_Problem details_
Each line below is to be written out in full, exactly as shown.

_Task material_
◆ ◆ ◆

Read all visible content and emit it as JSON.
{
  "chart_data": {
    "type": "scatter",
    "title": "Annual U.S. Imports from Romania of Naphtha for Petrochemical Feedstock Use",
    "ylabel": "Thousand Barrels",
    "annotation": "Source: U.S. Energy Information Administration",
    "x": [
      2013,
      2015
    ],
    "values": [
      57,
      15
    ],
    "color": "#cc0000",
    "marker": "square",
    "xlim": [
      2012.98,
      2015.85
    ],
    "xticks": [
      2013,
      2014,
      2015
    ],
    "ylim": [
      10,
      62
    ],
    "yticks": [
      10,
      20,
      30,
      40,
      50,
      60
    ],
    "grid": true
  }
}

◆ ◆ ◆

_Solution to the exercise_
Read all visible content and emit it as JSON.
{
  "chart_data": {
    "type": "scatter",
    "title": "Annual U.S. Imports from Romania of Naphtha for Petrochemical Feedstock Use",
    "ylabel": "Thousand Barrels",
    "annotation": "Source: U.S. Energy Information Administration",
    "x": [
      2013,
      2015
    ],
    "values": [
      57,
      15
    ],
    "color": "#cc0000",
    "marker": "square",
    "xlim": [
      2012.98,
      2015.85
    ],
    "xticks": [
      2013,
      2014,
      2015
    ],
    "ylim": [
      10,
      62
    ],
    "yticks": [
      10,
      20,
      30,
      40,
      50,
      60
    ],
    "grid": true
  }
}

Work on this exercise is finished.